### Set task
Gather each line of the entries below that includes "Южная".

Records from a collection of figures
========================================

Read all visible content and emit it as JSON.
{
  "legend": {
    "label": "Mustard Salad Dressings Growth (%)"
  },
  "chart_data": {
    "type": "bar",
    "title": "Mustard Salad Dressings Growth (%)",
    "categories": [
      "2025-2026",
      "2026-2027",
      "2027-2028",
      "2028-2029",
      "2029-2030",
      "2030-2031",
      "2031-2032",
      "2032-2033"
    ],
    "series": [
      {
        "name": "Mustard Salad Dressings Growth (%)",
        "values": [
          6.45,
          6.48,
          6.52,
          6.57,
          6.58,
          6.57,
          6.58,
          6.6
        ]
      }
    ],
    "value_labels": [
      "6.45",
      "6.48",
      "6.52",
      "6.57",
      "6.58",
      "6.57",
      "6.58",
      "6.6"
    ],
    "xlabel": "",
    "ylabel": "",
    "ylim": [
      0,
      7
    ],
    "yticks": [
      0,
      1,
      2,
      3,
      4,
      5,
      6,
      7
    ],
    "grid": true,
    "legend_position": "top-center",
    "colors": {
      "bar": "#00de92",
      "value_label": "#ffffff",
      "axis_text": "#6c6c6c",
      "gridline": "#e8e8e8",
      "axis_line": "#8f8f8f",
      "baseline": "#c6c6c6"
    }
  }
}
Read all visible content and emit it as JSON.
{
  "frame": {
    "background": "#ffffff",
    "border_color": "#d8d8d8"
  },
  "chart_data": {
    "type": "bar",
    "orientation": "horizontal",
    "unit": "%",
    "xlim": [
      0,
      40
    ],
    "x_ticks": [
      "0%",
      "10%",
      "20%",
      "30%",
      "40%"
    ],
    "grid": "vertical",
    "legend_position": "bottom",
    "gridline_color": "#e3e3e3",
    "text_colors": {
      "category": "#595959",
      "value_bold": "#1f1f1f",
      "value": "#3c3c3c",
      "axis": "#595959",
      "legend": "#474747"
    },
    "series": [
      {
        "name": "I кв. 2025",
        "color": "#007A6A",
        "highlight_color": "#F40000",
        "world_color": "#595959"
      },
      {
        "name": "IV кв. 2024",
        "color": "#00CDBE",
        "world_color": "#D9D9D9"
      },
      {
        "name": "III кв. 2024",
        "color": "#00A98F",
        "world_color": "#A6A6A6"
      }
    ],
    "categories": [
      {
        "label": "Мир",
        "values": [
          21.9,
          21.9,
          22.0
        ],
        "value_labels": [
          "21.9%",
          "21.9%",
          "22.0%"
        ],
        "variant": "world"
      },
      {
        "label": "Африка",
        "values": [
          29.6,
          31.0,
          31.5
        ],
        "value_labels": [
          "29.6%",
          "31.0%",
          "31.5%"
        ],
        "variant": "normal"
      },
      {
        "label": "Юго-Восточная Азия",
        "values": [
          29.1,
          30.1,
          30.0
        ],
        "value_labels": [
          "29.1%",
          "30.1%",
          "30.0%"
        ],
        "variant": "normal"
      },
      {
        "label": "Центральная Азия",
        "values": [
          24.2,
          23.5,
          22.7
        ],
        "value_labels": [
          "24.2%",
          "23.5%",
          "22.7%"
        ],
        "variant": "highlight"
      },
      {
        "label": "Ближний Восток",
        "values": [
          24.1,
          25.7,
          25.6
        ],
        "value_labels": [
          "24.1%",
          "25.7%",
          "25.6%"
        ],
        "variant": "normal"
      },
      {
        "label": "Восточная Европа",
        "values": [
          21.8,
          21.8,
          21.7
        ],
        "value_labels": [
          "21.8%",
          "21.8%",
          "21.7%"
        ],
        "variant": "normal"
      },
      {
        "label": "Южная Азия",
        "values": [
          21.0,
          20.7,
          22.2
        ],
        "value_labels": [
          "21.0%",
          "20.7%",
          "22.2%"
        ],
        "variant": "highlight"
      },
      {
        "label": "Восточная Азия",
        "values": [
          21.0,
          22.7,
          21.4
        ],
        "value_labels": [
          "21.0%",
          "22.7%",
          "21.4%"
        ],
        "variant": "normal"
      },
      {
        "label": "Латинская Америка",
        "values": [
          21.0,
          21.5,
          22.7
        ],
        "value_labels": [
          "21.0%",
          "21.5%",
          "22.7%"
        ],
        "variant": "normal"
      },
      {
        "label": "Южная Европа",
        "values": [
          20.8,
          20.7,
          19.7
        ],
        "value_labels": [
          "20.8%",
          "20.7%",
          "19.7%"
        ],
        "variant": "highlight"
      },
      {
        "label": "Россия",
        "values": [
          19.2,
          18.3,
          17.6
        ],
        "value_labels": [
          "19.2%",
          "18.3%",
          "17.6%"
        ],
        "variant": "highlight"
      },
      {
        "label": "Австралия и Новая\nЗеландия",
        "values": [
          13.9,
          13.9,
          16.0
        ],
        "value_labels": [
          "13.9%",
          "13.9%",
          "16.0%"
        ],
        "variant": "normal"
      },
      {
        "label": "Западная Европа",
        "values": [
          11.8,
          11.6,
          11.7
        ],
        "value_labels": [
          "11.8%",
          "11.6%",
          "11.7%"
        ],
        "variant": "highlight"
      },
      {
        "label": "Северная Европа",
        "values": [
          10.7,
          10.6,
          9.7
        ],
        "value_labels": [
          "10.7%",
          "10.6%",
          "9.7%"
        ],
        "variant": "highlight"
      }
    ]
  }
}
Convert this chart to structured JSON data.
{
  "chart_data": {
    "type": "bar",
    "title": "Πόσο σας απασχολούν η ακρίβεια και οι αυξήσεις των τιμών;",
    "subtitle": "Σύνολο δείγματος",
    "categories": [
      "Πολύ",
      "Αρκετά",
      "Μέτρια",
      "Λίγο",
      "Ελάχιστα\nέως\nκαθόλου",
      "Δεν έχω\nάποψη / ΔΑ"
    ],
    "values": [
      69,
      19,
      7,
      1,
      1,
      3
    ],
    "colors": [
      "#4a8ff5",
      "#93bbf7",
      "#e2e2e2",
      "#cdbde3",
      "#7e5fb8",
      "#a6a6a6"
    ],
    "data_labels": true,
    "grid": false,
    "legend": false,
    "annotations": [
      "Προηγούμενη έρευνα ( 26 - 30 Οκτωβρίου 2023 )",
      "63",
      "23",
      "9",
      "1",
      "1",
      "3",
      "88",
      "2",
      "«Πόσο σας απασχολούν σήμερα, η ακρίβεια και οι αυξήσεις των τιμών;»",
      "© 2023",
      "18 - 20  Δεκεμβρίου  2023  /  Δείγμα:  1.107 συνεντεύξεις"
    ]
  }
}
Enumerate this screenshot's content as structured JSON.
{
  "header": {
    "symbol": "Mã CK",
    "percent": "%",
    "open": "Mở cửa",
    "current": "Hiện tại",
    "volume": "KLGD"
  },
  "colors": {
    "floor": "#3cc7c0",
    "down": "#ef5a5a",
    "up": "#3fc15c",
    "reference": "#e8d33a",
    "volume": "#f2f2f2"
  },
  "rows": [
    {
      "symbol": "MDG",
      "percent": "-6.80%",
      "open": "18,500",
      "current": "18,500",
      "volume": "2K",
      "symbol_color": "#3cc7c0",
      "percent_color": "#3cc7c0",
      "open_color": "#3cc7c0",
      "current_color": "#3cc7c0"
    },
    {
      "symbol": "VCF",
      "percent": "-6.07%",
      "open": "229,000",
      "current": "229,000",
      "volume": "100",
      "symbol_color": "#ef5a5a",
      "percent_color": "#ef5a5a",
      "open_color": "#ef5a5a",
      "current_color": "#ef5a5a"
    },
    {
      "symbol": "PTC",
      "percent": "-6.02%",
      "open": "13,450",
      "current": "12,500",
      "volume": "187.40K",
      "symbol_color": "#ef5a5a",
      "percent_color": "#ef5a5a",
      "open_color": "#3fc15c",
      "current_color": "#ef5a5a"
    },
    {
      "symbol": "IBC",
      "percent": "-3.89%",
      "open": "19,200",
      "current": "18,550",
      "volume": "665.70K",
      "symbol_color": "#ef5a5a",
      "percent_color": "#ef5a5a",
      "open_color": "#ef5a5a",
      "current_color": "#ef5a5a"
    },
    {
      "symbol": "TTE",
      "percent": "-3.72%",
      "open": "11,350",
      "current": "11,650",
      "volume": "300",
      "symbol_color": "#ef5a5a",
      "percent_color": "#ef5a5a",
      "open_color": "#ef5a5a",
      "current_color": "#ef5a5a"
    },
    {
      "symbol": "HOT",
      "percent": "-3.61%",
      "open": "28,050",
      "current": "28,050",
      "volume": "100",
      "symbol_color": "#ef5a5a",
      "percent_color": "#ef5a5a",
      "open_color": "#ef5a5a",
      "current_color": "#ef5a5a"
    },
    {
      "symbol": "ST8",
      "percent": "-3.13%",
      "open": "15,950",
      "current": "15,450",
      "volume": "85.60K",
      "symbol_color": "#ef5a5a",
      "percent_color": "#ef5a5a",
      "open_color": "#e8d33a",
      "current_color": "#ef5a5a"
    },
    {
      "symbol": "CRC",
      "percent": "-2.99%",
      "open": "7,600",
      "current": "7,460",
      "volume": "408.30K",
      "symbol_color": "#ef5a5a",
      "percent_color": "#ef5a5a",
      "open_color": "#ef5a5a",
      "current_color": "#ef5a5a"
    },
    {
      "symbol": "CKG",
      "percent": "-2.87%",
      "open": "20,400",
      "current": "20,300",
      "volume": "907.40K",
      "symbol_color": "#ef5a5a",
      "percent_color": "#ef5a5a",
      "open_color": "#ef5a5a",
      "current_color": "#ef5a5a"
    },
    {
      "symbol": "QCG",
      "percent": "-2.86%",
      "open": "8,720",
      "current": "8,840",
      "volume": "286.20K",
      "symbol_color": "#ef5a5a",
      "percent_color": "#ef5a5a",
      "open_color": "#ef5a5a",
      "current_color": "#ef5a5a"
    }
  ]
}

========================================

### Answer below
        "label": "Южная Азия",
        "label": "Южная Европа",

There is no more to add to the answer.